Entries with figure data:
◆ ◆ ◆ ◆

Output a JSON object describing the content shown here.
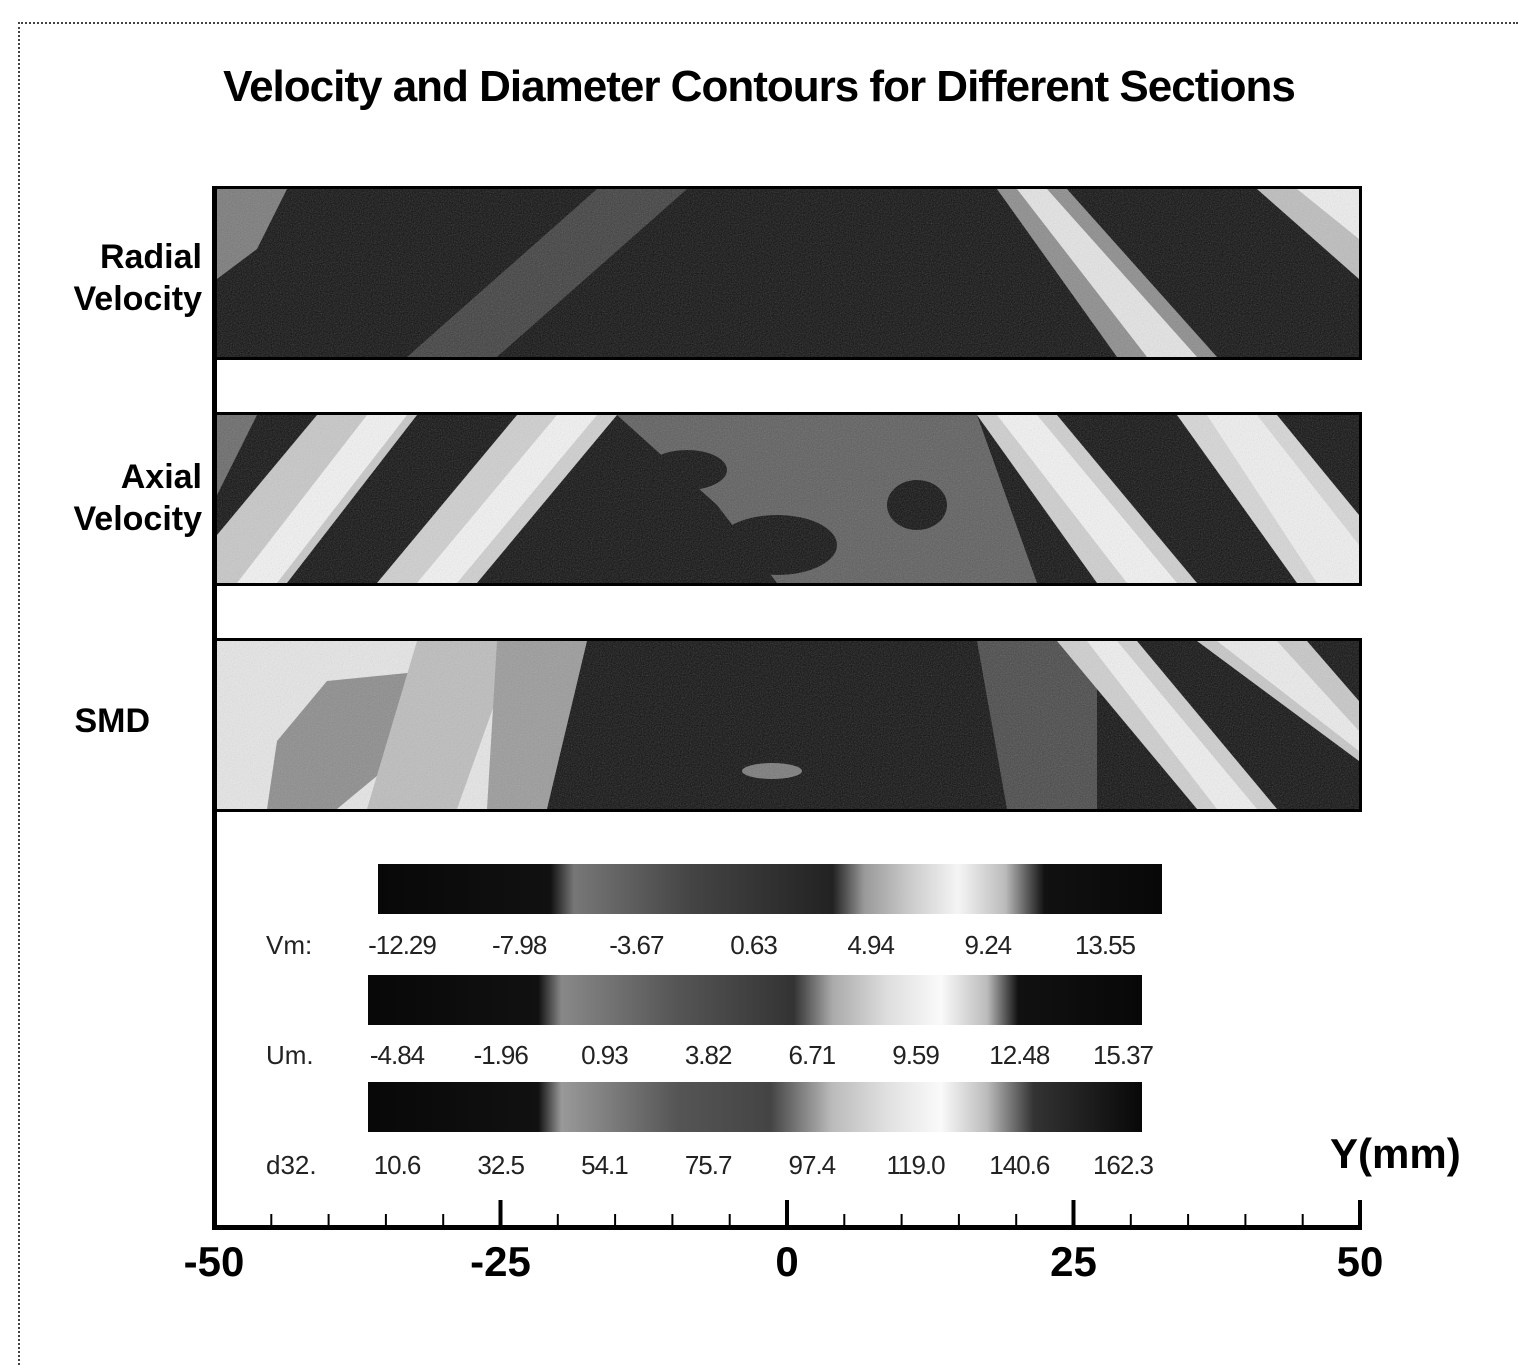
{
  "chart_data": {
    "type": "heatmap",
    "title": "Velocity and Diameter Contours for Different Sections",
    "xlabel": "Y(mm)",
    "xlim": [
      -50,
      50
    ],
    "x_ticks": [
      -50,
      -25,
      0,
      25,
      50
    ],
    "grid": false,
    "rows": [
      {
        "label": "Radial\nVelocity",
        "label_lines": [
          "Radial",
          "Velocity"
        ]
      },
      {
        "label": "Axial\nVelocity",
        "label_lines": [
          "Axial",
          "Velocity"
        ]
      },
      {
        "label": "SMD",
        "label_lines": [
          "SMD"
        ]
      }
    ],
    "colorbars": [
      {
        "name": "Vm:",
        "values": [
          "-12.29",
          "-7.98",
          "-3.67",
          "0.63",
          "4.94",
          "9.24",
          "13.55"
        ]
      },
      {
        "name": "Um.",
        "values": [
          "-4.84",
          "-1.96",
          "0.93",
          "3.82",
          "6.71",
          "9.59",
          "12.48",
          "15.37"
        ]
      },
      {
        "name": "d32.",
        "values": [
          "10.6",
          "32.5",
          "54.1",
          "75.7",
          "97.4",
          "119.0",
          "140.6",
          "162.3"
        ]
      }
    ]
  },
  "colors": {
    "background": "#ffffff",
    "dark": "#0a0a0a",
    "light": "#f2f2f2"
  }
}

◆ ◆ ◆ ◆

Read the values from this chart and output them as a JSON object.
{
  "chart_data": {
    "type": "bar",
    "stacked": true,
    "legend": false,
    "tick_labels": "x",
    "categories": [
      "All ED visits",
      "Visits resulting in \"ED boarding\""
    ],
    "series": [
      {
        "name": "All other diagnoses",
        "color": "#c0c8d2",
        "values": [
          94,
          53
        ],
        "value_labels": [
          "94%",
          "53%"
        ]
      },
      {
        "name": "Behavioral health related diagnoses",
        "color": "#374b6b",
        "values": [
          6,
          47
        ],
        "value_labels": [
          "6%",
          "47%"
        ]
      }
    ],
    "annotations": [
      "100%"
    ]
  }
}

◆ ◆ ◆ ◆

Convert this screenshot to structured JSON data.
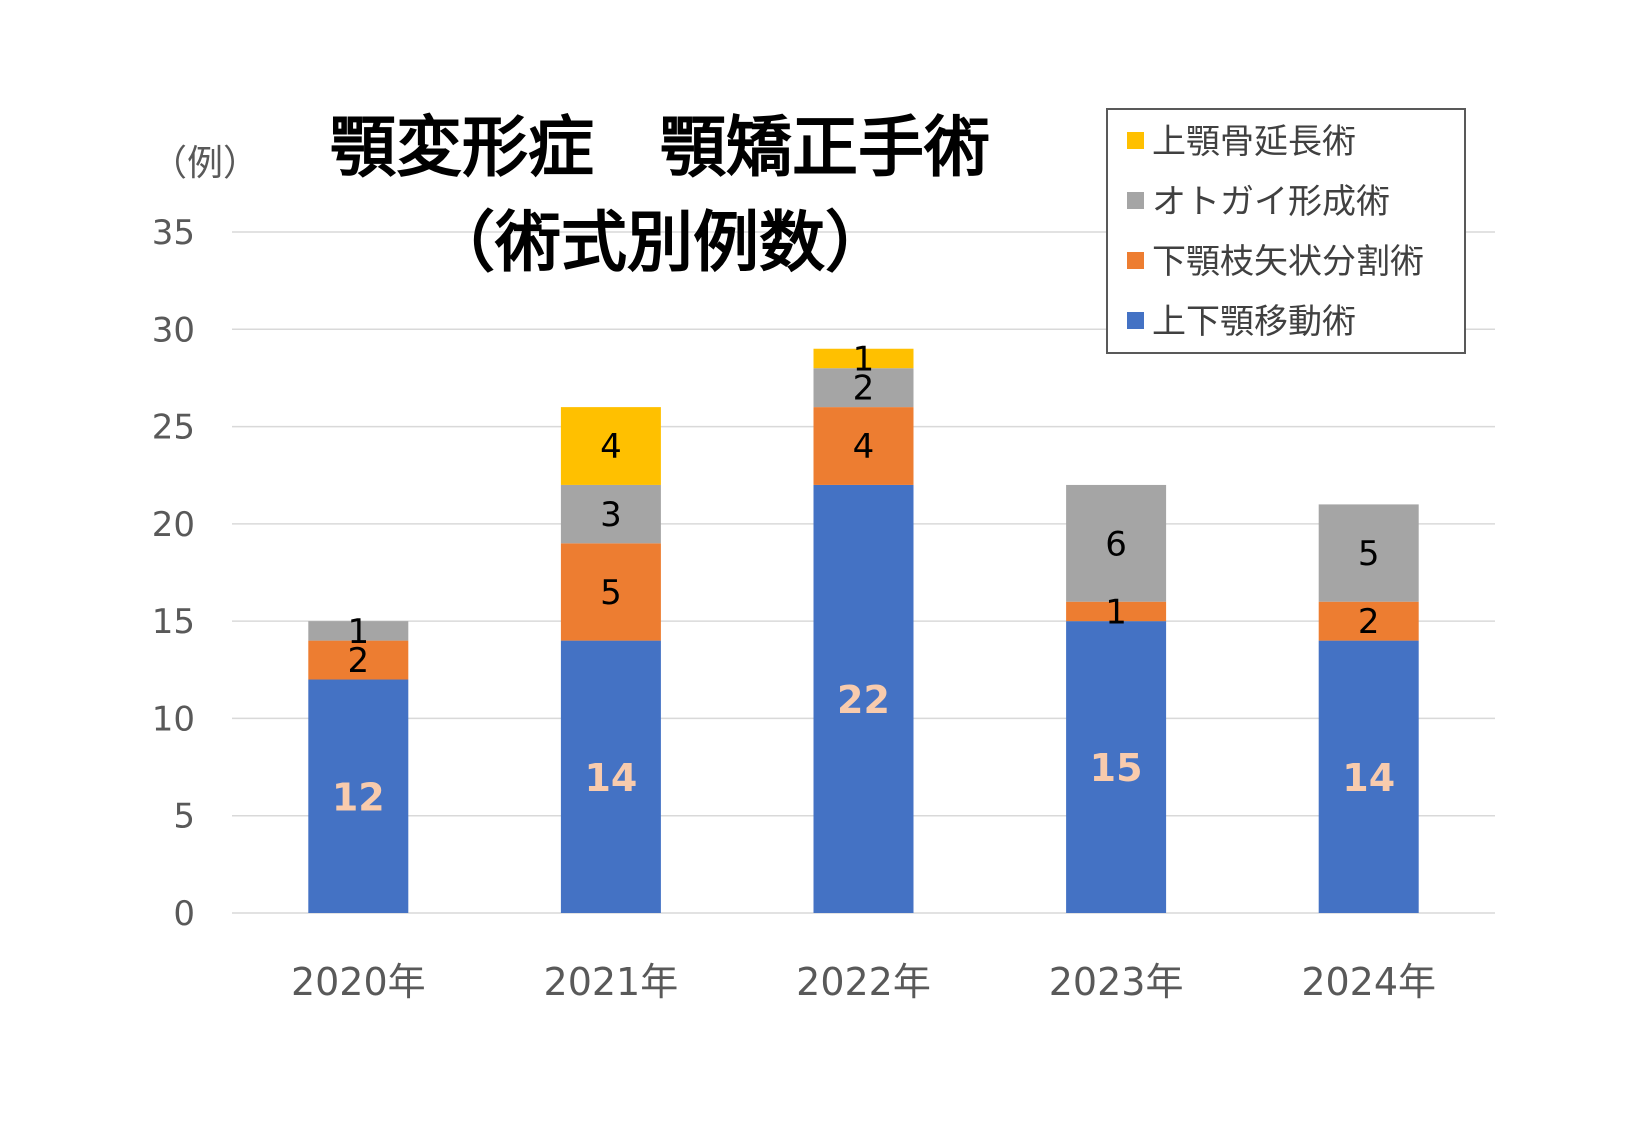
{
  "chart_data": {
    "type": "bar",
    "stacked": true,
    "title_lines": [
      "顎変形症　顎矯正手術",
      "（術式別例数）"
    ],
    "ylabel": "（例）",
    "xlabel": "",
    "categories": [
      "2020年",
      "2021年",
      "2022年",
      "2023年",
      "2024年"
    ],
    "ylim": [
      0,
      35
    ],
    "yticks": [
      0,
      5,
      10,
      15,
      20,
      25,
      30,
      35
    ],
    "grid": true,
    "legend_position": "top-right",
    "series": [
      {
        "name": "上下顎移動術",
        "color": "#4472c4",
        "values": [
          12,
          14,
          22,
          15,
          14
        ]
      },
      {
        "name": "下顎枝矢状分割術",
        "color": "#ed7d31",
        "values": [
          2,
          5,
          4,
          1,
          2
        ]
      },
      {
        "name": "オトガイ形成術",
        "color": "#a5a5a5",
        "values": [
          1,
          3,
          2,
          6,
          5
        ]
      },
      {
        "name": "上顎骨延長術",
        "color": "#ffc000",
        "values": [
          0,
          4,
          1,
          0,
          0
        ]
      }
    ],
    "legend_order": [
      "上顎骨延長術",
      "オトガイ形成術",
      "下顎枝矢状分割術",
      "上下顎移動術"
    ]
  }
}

◆ ◆ ◆ ◆

* **What is being asked**: Select all lines with the word "diagnoses" from the entries above.

* **Answer to this problem**:
        "name": "All other diagnoses",
        "name": "Behavioral health related diagnoses",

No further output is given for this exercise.